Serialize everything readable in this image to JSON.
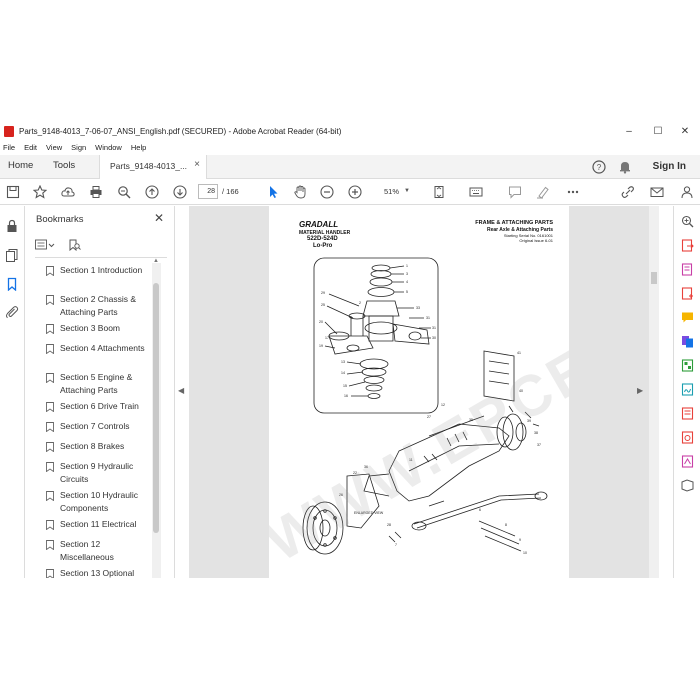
{
  "window": {
    "title": "Parts_9148-4013_7-06-07_ANSI_English.pdf (SECURED) - Adobe Acrobat Reader (64-bit)",
    "controls": {
      "minimize": "–",
      "maximize": "☐",
      "close": "✕"
    }
  },
  "menu": [
    "File",
    "Edit",
    "View",
    "Sign",
    "Window",
    "Help"
  ],
  "tabs": {
    "home": "Home",
    "tools": "Tools",
    "document": "Parts_9148-4013_...",
    "close": "×",
    "sign_in": "Sign In"
  },
  "toolbar": {
    "current_page": "28",
    "total_pages": "/ 166",
    "zoom": "51%",
    "icons": [
      "save-icon",
      "star-icon",
      "upload-icon",
      "print-icon",
      "search-icon",
      "page-up-icon",
      "page-down-icon",
      "select-arrow-icon",
      "hand-icon",
      "zoom-out-icon",
      "zoom-in-icon",
      "fit-page-icon",
      "keyboard-icon",
      "comment-icon",
      "highlight-icon",
      "more-icon",
      "share-icon",
      "mail-icon",
      "profile-icon"
    ]
  },
  "bookmarks": {
    "title": "Bookmarks",
    "close": "✕",
    "items": [
      "Section 1 Introduction",
      "Section 2 Chassis & Attaching Parts",
      "Section 3 Boom",
      "Section 4 Attachments",
      "Section 5 Engine & Attaching Parts",
      "Section 6 Drive Train",
      "Section 7 Controls",
      "Section 8 Brakes",
      "Section 9 Hydraulic Circuits",
      "Section 10 Hydraulic Components",
      "Section 11 Electrical",
      "Section 12 Miscellaneous",
      "Section 13 Optional"
    ]
  },
  "page": {
    "brand": "GRADALL",
    "model_line1": "MATERIAL HANDLER",
    "model_line2": "522D-524D",
    "model_line3": "Lo-Pro",
    "header_title": "FRAME & ATTACHING PARTS",
    "header_sub": "Rear Axle & Attaching Parts",
    "serial": "Starting Serial No. 0161001",
    "issue": "Original Issue 6-01",
    "inset_label": "ENLARGED VIEW",
    "watermark": "WWW.EPCEPO.COM"
  },
  "colors": {
    "accent": "#1473e6",
    "pdf_red": "#d7231d",
    "viewer_bg": "#e3e3e3"
  }
}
....................
# Stated task
Restate the data above word for word. Do not include the images.

# Answer
Serialize everything readable in this image to JSON.
{
  "window": {
    "title": "Parts_9148-4013_7-06-07_ANSI_English.pdf (SECURED) - Adobe Acrobat Reader (64-bit)",
    "controls": {
      "minimize": "–",
      "maximize": "☐",
      "close": "✕"
    }
  },
  "menu": [
    "File",
    "Edit",
    "View",
    "Sign",
    "Window",
    "Help"
  ],
  "tabs": {
    "home": "Home",
    "tools": "Tools",
    "document": "Parts_9148-4013_...",
    "close": "×",
    "sign_in": "Sign In"
  },
  "toolbar": {
    "current_page": "28",
    "total_pages": "/ 166",
    "zoom": "51%",
    "icons": [
      "save-icon",
      "star-icon",
      "upload-icon",
      "print-icon",
      "search-icon",
      "page-up-icon",
      "page-down-icon",
      "select-arrow-icon",
      "hand-icon",
      "zoom-out-icon",
      "zoom-in-icon",
      "fit-page-icon",
      "keyboard-icon",
      "comment-icon",
      "highlight-icon",
      "more-icon",
      "share-icon",
      "mail-icon",
      "profile-icon"
    ]
  },
  "bookmarks": {
    "title": "Bookmarks",
    "close": "✕",
    "items": [
      "Section 1 Introduction",
      "Section 2 Chassis & Attaching Parts",
      "Section 3 Boom",
      "Section 4 Attachments",
      "Section 5 Engine & Attaching Parts",
      "Section 6 Drive Train",
      "Section 7 Controls",
      "Section 8 Brakes",
      "Section 9 Hydraulic Circuits",
      "Section 10 Hydraulic Components",
      "Section 11 Electrical",
      "Section 12 Miscellaneous",
      "Section 13 Optional"
    ]
  },
  "page": {
    "brand": "GRADALL",
    "model_line1": "MATERIAL HANDLER",
    "model_line2": "522D-524D",
    "model_line3": "Lo-Pro",
    "header_title": "FRAME & ATTACHING PARTS",
    "header_sub": "Rear Axle & Attaching Parts",
    "serial": "Starting Serial No. 0161001",
    "issue": "Original Issue 6-01",
    "inset_label": "ENLARGED VIEW",
    "watermark": "WWW.EPCEPO.COM"
  },
  "colors": {
    "accent": "#1473e6",
    "pdf_red": "#d7231d",
    "viewer_bg": "#e3e3e3"
  }
}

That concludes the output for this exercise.